_Task brief_
Select the lines that contain "label" and copy each of them.

_Extracted data entries_
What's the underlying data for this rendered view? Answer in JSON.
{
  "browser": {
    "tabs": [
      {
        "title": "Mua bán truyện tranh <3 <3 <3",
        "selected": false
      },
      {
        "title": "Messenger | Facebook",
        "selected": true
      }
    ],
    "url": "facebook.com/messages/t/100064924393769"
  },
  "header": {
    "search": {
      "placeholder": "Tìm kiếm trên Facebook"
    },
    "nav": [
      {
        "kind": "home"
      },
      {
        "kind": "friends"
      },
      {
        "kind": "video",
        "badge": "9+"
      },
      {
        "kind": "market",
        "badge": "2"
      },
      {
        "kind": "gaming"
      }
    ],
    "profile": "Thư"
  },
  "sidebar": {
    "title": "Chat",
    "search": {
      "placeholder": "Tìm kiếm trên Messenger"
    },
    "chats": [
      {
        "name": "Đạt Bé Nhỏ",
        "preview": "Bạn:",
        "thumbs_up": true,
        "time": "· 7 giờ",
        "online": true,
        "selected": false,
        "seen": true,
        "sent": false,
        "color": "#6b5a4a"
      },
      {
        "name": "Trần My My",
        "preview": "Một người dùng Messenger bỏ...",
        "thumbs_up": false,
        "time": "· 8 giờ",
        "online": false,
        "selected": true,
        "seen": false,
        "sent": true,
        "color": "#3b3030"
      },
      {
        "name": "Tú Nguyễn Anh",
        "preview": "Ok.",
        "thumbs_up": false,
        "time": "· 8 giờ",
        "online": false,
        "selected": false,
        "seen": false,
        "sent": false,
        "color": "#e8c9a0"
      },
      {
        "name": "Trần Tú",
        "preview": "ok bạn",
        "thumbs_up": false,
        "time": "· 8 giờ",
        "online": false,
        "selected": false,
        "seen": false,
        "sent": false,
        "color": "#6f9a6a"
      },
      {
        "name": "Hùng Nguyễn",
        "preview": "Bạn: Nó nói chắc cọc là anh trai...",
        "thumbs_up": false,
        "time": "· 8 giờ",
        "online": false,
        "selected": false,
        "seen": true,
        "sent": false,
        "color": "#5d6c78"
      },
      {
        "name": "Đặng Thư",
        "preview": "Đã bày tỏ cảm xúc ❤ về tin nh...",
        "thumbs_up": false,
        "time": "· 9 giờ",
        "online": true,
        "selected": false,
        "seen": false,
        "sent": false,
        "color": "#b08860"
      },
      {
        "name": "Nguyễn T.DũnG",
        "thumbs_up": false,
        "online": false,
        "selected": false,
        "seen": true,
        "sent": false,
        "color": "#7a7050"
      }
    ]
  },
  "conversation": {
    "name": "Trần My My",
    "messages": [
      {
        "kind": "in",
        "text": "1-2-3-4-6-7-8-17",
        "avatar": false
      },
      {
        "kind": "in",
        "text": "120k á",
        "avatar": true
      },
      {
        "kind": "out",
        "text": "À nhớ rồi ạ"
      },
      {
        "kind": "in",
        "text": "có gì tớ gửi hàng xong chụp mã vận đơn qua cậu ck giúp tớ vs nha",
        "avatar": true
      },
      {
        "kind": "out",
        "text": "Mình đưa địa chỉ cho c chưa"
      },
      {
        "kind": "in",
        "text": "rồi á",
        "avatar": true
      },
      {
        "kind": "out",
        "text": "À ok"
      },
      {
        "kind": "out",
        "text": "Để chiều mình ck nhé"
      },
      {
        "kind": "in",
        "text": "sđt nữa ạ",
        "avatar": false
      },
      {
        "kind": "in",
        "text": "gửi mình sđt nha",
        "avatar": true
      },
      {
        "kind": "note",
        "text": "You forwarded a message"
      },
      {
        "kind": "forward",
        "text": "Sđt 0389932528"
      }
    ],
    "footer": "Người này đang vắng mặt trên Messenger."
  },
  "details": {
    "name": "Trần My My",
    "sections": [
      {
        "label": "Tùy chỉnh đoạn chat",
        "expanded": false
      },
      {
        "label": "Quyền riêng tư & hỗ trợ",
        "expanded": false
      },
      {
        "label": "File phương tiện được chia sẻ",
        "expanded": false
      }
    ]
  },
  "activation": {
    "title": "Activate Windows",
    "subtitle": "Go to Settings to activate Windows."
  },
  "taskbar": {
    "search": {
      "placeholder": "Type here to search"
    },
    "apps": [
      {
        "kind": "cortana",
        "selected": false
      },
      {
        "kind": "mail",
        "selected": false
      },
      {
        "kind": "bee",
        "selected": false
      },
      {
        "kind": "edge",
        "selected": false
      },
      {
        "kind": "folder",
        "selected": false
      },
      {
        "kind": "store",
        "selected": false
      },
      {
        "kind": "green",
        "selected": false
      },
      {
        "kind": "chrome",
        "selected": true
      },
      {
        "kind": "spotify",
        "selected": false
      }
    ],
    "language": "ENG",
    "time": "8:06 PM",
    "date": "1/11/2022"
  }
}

_Solution for this problem_
        "label": "Tùy chỉnh đoạn chat",
        "label": "Quyền riêng tư & hỗ trợ",
        "label": "File phương tiện được chia sẻ",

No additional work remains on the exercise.